Work required>
Copy every line of the material below word for word.

Available records>
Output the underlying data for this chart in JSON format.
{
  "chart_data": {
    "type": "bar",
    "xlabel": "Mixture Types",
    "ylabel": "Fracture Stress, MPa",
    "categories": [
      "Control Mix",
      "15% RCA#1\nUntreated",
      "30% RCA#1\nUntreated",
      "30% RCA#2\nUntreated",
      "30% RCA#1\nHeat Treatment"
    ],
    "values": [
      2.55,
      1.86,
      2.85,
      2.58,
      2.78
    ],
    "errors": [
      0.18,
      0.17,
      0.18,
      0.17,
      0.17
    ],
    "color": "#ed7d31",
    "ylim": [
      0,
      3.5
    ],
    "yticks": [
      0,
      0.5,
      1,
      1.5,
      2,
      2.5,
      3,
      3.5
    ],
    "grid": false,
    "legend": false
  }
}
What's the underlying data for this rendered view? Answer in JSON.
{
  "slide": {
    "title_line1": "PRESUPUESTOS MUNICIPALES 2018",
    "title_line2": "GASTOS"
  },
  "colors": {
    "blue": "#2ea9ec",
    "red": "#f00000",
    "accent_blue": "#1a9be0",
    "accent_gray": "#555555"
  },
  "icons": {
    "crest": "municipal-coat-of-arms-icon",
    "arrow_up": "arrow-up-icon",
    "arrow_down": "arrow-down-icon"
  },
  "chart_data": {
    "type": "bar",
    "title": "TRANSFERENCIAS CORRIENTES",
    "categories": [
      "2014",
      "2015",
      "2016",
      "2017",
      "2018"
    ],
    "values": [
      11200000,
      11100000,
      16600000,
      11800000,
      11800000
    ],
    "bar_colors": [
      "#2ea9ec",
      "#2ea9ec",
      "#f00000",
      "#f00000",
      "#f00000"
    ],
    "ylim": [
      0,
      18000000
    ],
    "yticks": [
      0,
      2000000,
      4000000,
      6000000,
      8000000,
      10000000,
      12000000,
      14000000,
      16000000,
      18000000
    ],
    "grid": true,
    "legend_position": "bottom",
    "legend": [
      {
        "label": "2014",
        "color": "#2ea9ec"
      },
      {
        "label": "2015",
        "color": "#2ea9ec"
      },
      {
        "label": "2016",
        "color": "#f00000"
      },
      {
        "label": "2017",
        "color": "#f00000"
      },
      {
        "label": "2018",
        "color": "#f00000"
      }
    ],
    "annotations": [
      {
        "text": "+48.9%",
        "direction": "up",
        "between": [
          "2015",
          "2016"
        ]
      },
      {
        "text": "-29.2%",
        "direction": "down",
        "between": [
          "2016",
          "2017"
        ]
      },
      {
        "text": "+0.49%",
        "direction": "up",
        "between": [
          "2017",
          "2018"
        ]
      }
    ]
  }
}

Solved problem>
Output the underlying data for this chart in JSON format.
{
  "chart_data": {
    "type": "bar",
    "xlabel": "Mixture Types",
    "ylabel": "Fracture Stress, MPa",
    "categories": [
      "Control Mix",
      "15% RCA#1\nUntreated",
      "30% RCA#1\nUntreated",
      "30% RCA#2\nUntreated",
      "30% RCA#1\nHeat Treatment"
    ],
    "values": [
      2.55,
      1.86,
      2.85,
      2.58,
      2.78
    ],
    "errors": [
      0.18,
      0.17,
      0.18,
      0.17,
      0.17
    ],
    "color": "#ed7d31",
    "ylim": [
      0,
      3.5
    ],
    "yticks": [
      0,
      0.5,
      1,
      1.5,
      2,
      2.5,
      3,
      3.5
    ],
    "grid": false,
    "legend": false
  }
}
What's the underlying data for this rendered view? Answer in JSON.
{
  "slide": {
    "title_line1": "PRESUPUESTOS MUNICIPALES 2018",
    "title_line2": "GASTOS"
  },
  "colors": {
    "blue": "#2ea9ec",
    "red": "#f00000",
    "accent_blue": "#1a9be0",
    "accent_gray": "#555555"
  },
  "icons": {
    "crest": "municipal-coat-of-arms-icon",
    "arrow_up": "arrow-up-icon",
    "arrow_down": "arrow-down-icon"
  },
  "chart_data": {
    "type": "bar",
    "title": "TRANSFERENCIAS CORRIENTES",
    "categories": [
      "2014",
      "2015",
      "2016",
      "2017",
      "2018"
    ],
    "values": [
      11200000,
      11100000,
      16600000,
      11800000,
      11800000
    ],
    "bar_colors": [
      "#2ea9ec",
      "#2ea9ec",
      "#f00000",
      "#f00000",
      "#f00000"
    ],
    "ylim": [
      0,
      18000000
    ],
    "yticks": [
      0,
      2000000,
      4000000,
      6000000,
      8000000,
      10000000,
      12000000,
      14000000,
      16000000,
      18000000
    ],
    "grid": true,
    "legend_position": "bottom",
    "legend": [
      {
        "label": "2014",
        "color": "#2ea9ec"
      },
      {
        "label": "2015",
        "color": "#2ea9ec"
      },
      {
        "label": "2016",
        "color": "#f00000"
      },
      {
        "label": "2017",
        "color": "#f00000"
      },
      {
        "label": "2018",
        "color": "#f00000"
      }
    ],
    "annotations": [
      {
        "text": "+48.9%",
        "direction": "up",
        "between": [
          "2015",
          "2016"
        ]
      },
      {
        "text": "-29.2%",
        "direction": "down",
        "between": [
          "2016",
          "2017"
        ]
      },
      {
        "text": "+0.49%",
        "direction": "up",
        "between": [
          "2017",
          "2018"
        ]
      }
    ]
  }
}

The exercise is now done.